Directions for this task: Give every entry again, unchanged, and leave its images out.

● ● ● ● ● ● ●

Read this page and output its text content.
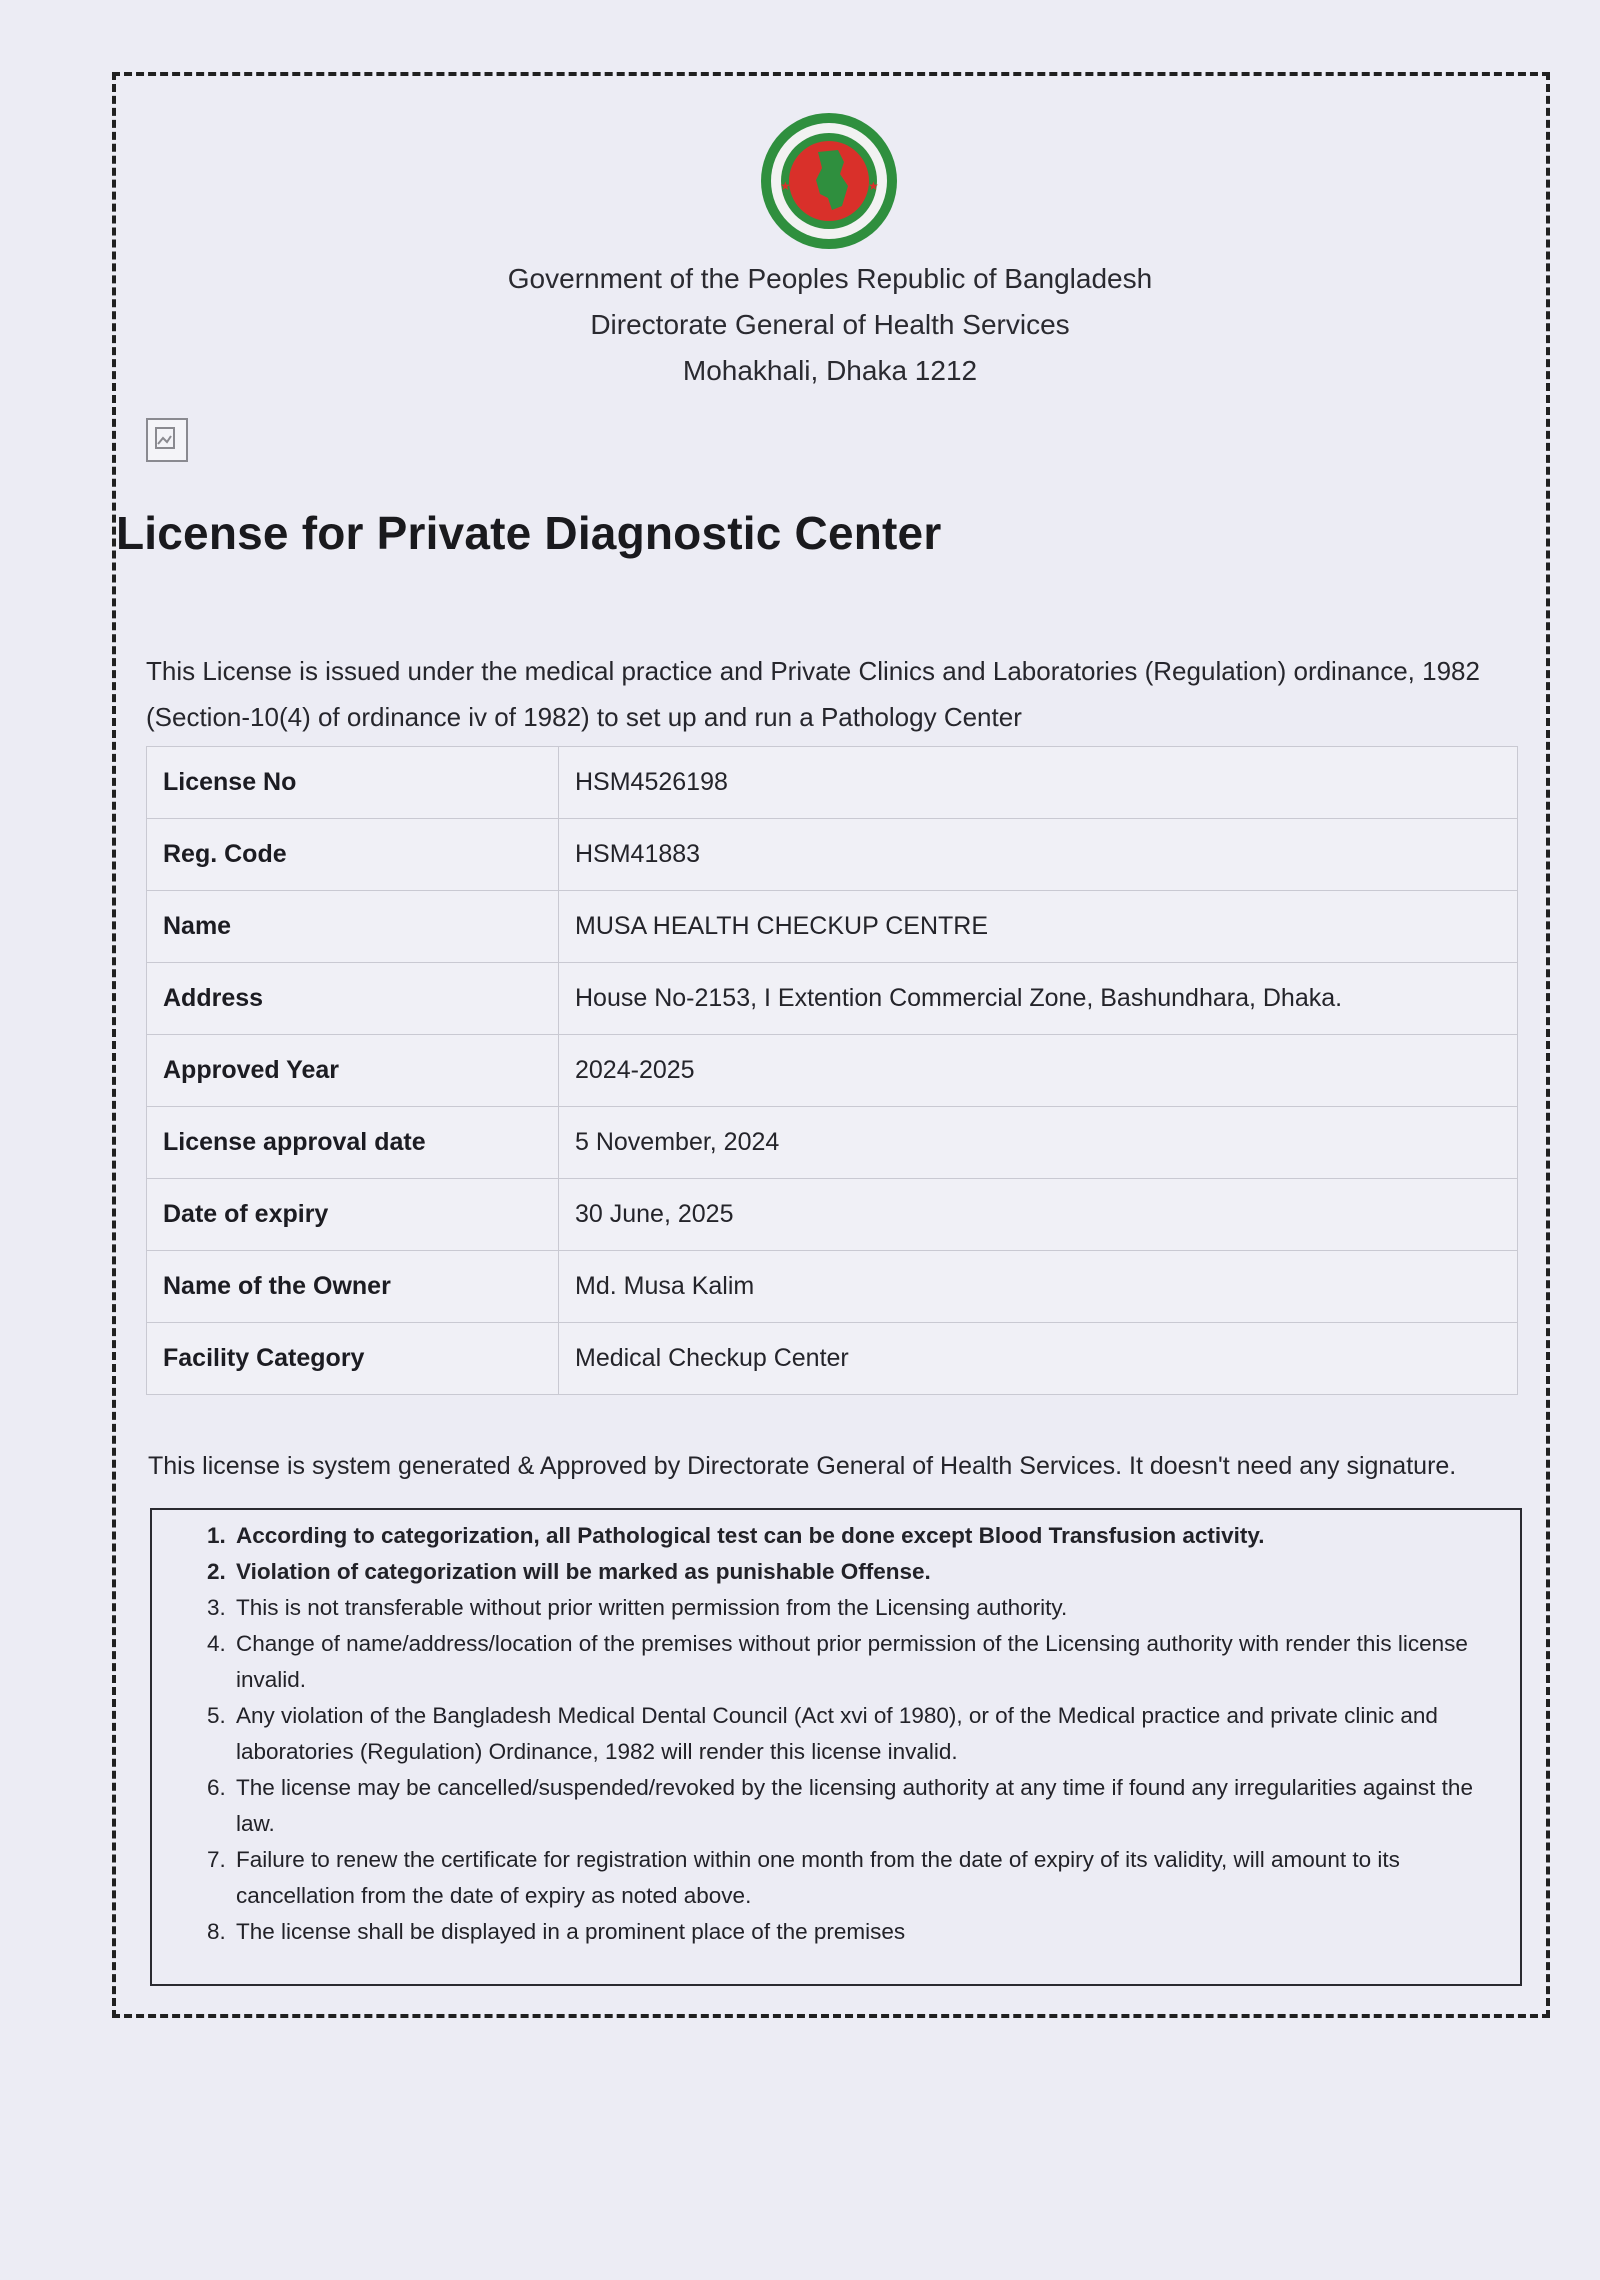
★	★
Government of the Peoples Republic of Bangladesh
Directorate General of Health Services
Mohakhali, Dhaka 1212
License for Private Diagnostic Center
This License is issued under the medical practice and Private Clinics and Laboratories (Regulation) ordinance, 1982 (Section-10(4) of ordinance iv of 1982) to set up and run a Pathology Center
License No	HSM4526198
Reg. Code	HSM41883
Name	MUSA HEALTH CHECKUP CENTRE
Address	House No-2153, I Extention Commercial Zone, Bashundhara, Dhaka.
Approved Year	2024-2025
License approval date	5 November, 2024
Date of expiry	30 June, 2025
Name of the Owner	Md. Musa Kalim
Facility Category	Medical Checkup Center
This license is system generated & Approved by Directorate General of Health Services. It doesn't need any signature.
1. According to categorization, all Pathological test can be done except Blood Transfusion activity.
2. Violation of categorization will be marked as punishable Offense.
3. This is not transferable without prior written permission from the Licensing authority.
4. Change of name/address/location of the premises without prior permission of the Licensing authority with render this license invalid.
5. Any violation of the Bangladesh Medical Dental Council (Act xvi of 1980), or of the Medical practice and private clinic and laboratories (Regulation) Ordinance, 1982 will render this license invalid.
6. The license may be cancelled/suspended/revoked by the licensing authority at any time if found any irregularities against the law.
7. Failure to renew the certificate for registration within one month from the date of expiry of its validity, will amount to its cancellation from the date of expiry as noted above.
8. The license shall be displayed in a prominent place of the premises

● ● ● ● ● ● ●

The response:
Read this page and output its text content.
★	★
Government of the Peoples Republic of Bangladesh
Directorate General of Health Services
Mohakhali, Dhaka 1212
License for Private Diagnostic Center
This License is issued under the medical practice and Private Clinics and Laboratories (Regulation) ordinance, 1982 (Section-10(4) of ordinance iv of 1982) to set up and run a Pathology Center
License No	HSM4526198
Reg. Code	HSM41883
Name	MUSA HEALTH CHECKUP CENTRE
Address	House No-2153, I Extention Commercial Zone, Bashundhara, Dhaka.
Approved Year	2024-2025
License approval date	5 November, 2024
Date of expiry	30 June, 2025
Name of the Owner	Md. Musa Kalim
Facility Category	Medical Checkup Center
This license is system generated & Approved by Directorate General of Health Services. It doesn't need any signature.
1. According to categorization, all Pathological test can be done except Blood Transfusion activity.
2. Violation of categorization will be marked as punishable Offense.
3. This is not transferable without prior written permission from the Licensing authority.
4. Change of name/address/location of the premises without prior permission of the Licensing authority with render this license invalid.
5. Any violation of the Bangladesh Medical Dental Council (Act xvi of 1980), or of the Medical practice and private clinic and laboratories (Regulation) Ordinance, 1982 will render this license invalid.
6. The license may be cancelled/suspended/revoked by the licensing authority at any time if found any irregularities against the law.
7. Failure to renew the certificate for registration within one month from the date of expiry of its validity, will amount to its cancellation from the date of expiry as noted above.
8. The license shall be displayed in a prominent place of the premises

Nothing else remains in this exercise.